GOAL
Present the following entries again, word for word and in full.

INPUT ROWS
--- Begin ---
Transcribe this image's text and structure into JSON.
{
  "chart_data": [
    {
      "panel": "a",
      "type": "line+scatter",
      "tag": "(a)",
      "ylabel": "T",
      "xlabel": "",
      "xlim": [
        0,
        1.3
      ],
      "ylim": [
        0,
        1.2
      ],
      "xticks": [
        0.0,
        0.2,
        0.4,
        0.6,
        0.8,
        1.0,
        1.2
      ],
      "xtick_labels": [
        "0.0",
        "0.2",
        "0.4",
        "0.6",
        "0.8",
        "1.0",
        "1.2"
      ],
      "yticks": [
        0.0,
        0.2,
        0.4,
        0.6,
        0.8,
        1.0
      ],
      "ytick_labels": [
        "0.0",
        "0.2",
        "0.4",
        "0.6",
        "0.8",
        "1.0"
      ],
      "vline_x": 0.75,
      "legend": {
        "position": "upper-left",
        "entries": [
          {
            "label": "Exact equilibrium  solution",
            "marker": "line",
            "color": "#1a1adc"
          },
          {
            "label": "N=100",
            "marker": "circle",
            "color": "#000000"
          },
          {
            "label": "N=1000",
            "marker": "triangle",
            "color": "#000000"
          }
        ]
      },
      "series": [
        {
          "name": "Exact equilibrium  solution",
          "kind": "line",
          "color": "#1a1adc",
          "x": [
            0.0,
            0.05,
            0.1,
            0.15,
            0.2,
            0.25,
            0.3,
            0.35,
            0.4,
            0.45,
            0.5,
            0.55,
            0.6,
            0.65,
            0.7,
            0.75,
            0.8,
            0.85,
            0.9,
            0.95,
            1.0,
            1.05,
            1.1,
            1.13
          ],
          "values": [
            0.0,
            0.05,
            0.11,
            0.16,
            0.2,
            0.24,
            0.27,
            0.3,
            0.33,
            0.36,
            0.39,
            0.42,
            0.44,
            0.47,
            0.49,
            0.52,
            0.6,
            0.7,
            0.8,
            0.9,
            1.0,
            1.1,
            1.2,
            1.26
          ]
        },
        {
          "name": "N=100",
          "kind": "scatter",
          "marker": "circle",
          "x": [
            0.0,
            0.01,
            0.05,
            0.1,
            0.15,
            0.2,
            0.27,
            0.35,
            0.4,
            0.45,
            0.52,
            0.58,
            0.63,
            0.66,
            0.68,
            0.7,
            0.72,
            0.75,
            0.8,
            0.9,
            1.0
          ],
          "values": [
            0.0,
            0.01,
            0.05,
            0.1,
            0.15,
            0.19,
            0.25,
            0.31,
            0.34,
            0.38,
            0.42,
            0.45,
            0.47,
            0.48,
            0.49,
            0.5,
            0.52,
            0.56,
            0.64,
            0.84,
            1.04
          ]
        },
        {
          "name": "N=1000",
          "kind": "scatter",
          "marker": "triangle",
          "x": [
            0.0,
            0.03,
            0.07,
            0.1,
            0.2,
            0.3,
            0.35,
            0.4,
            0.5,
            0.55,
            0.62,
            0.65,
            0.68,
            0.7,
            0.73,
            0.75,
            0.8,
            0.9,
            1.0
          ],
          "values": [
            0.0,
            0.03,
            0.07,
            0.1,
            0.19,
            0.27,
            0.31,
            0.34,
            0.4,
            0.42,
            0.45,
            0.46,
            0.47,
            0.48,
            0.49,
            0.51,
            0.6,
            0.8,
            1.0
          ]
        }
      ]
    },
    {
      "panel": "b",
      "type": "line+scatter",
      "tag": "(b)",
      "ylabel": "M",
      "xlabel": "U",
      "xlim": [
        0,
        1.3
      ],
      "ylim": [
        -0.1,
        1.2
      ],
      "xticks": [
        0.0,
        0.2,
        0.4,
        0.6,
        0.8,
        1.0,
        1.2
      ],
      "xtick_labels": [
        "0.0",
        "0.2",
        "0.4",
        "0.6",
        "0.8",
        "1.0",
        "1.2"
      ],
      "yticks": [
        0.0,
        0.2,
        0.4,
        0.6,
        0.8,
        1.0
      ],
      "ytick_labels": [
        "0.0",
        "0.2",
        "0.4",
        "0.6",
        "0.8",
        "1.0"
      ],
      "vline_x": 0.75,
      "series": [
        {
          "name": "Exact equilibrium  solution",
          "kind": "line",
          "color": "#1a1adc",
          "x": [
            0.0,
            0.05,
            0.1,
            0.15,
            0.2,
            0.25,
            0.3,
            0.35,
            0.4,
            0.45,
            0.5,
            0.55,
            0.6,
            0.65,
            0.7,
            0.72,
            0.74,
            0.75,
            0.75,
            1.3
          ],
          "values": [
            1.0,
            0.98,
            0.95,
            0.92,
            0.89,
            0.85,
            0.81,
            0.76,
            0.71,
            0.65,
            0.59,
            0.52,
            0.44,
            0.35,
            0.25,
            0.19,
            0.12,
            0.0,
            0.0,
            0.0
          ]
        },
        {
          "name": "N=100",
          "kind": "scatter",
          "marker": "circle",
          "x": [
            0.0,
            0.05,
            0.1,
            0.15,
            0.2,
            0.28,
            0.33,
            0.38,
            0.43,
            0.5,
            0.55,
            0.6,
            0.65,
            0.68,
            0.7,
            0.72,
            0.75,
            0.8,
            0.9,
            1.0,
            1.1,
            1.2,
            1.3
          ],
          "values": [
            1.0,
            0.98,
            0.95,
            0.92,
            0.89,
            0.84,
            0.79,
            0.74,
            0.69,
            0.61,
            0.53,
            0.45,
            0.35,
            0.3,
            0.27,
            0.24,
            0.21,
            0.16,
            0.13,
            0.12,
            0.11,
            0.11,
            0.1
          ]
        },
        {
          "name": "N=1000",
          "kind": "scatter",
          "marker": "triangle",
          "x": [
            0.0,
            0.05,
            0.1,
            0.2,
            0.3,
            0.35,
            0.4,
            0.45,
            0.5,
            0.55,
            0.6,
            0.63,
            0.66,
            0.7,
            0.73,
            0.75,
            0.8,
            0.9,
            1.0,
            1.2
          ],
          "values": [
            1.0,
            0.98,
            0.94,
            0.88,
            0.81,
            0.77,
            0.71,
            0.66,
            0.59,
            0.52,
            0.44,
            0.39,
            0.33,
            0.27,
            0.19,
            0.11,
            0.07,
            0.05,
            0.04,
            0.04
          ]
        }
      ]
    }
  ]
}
--- End ---
WRITTEN ANSWER
Transcribe this image's text and structure into JSON.
{
  "chart_data": [
    {
      "panel": "a",
      "type": "line+scatter",
      "tag": "(a)",
      "ylabel": "T",
      "xlabel": "",
      "xlim": [
        0,
        1.3
      ],
      "ylim": [
        0,
        1.2
      ],
      "xticks": [
        0.0,
        0.2,
        0.4,
        0.6,
        0.8,
        1.0,
        1.2
      ],
      "xtick_labels": [
        "0.0",
        "0.2",
        "0.4",
        "0.6",
        "0.8",
        "1.0",
        "1.2"
      ],
      "yticks": [
        0.0,
        0.2,
        0.4,
        0.6,
        0.8,
        1.0
      ],
      "ytick_labels": [
        "0.0",
        "0.2",
        "0.4",
        "0.6",
        "0.8",
        "1.0"
      ],
      "vline_x": 0.75,
      "legend": {
        "position": "upper-left",
        "entries": [
          {
            "label": "Exact equilibrium  solution",
            "marker": "line",
            "color": "#1a1adc"
          },
          {
            "label": "N=100",
            "marker": "circle",
            "color": "#000000"
          },
          {
            "label": "N=1000",
            "marker": "triangle",
            "color": "#000000"
          }
        ]
      },
      "series": [
        {
          "name": "Exact equilibrium  solution",
          "kind": "line",
          "color": "#1a1adc",
          "x": [
            0.0,
            0.05,
            0.1,
            0.15,
            0.2,
            0.25,
            0.3,
            0.35,
            0.4,
            0.45,
            0.5,
            0.55,
            0.6,
            0.65,
            0.7,
            0.75,
            0.8,
            0.85,
            0.9,
            0.95,
            1.0,
            1.05,
            1.1,
            1.13
          ],
          "values": [
            0.0,
            0.05,
            0.11,
            0.16,
            0.2,
            0.24,
            0.27,
            0.3,
            0.33,
            0.36,
            0.39,
            0.42,
            0.44,
            0.47,
            0.49,
            0.52,
            0.6,
            0.7,
            0.8,
            0.9,
            1.0,
            1.1,
            1.2,
            1.26
          ]
        },
        {
          "name": "N=100",
          "kind": "scatter",
          "marker": "circle",
          "x": [
            0.0,
            0.01,
            0.05,
            0.1,
            0.15,
            0.2,
            0.27,
            0.35,
            0.4,
            0.45,
            0.52,
            0.58,
            0.63,
            0.66,
            0.68,
            0.7,
            0.72,
            0.75,
            0.8,
            0.9,
            1.0
          ],
          "values": [
            0.0,
            0.01,
            0.05,
            0.1,
            0.15,
            0.19,
            0.25,
            0.31,
            0.34,
            0.38,
            0.42,
            0.45,
            0.47,
            0.48,
            0.49,
            0.5,
            0.52,
            0.56,
            0.64,
            0.84,
            1.04
          ]
        },
        {
          "name": "N=1000",
          "kind": "scatter",
          "marker": "triangle",
          "x": [
            0.0,
            0.03,
            0.07,
            0.1,
            0.2,
            0.3,
            0.35,
            0.4,
            0.5,
            0.55,
            0.62,
            0.65,
            0.68,
            0.7,
            0.73,
            0.75,
            0.8,
            0.9,
            1.0
          ],
          "values": [
            0.0,
            0.03,
            0.07,
            0.1,
            0.19,
            0.27,
            0.31,
            0.34,
            0.4,
            0.42,
            0.45,
            0.46,
            0.47,
            0.48,
            0.49,
            0.51,
            0.6,
            0.8,
            1.0
          ]
        }
      ]
    },
    {
      "panel": "b",
      "type": "line+scatter",
      "tag": "(b)",
      "ylabel": "M",
      "xlabel": "U",
      "xlim": [
        0,
        1.3
      ],
      "ylim": [
        -0.1,
        1.2
      ],
      "xticks": [
        0.0,
        0.2,
        0.4,
        0.6,
        0.8,
        1.0,
        1.2
      ],
      "xtick_labels": [
        "0.0",
        "0.2",
        "0.4",
        "0.6",
        "0.8",
        "1.0",
        "1.2"
      ],
      "yticks": [
        0.0,
        0.2,
        0.4,
        0.6,
        0.8,
        1.0
      ],
      "ytick_labels": [
        "0.0",
        "0.2",
        "0.4",
        "0.6",
        "0.8",
        "1.0"
      ],
      "vline_x": 0.75,
      "series": [
        {
          "name": "Exact equilibrium  solution",
          "kind": "line",
          "color": "#1a1adc",
          "x": [
            0.0,
            0.05,
            0.1,
            0.15,
            0.2,
            0.25,
            0.3,
            0.35,
            0.4,
            0.45,
            0.5,
            0.55,
            0.6,
            0.65,
            0.7,
            0.72,
            0.74,
            0.75,
            0.75,
            1.3
          ],
          "values": [
            1.0,
            0.98,
            0.95,
            0.92,
            0.89,
            0.85,
            0.81,
            0.76,
            0.71,
            0.65,
            0.59,
            0.52,
            0.44,
            0.35,
            0.25,
            0.19,
            0.12,
            0.0,
            0.0,
            0.0
          ]
        },
        {
          "name": "N=100",
          "kind": "scatter",
          "marker": "circle",
          "x": [
            0.0,
            0.05,
            0.1,
            0.15,
            0.2,
            0.28,
            0.33,
            0.38,
            0.43,
            0.5,
            0.55,
            0.6,
            0.65,
            0.68,
            0.7,
            0.72,
            0.75,
            0.8,
            0.9,
            1.0,
            1.1,
            1.2,
            1.3
          ],
          "values": [
            1.0,
            0.98,
            0.95,
            0.92,
            0.89,
            0.84,
            0.79,
            0.74,
            0.69,
            0.61,
            0.53,
            0.45,
            0.35,
            0.3,
            0.27,
            0.24,
            0.21,
            0.16,
            0.13,
            0.12,
            0.11,
            0.11,
            0.1
          ]
        },
        {
          "name": "N=1000",
          "kind": "scatter",
          "marker": "triangle",
          "x": [
            0.0,
            0.05,
            0.1,
            0.2,
            0.3,
            0.35,
            0.4,
            0.45,
            0.5,
            0.55,
            0.6,
            0.63,
            0.66,
            0.7,
            0.73,
            0.75,
            0.8,
            0.9,
            1.0,
            1.2
          ],
          "values": [
            1.0,
            0.98,
            0.94,
            0.88,
            0.81,
            0.77,
            0.71,
            0.66,
            0.59,
            0.52,
            0.44,
            0.39,
            0.33,
            0.27,
            0.19,
            0.11,
            0.07,
            0.05,
            0.04,
            0.04
          ]
        }
      ]
    }
  ]
}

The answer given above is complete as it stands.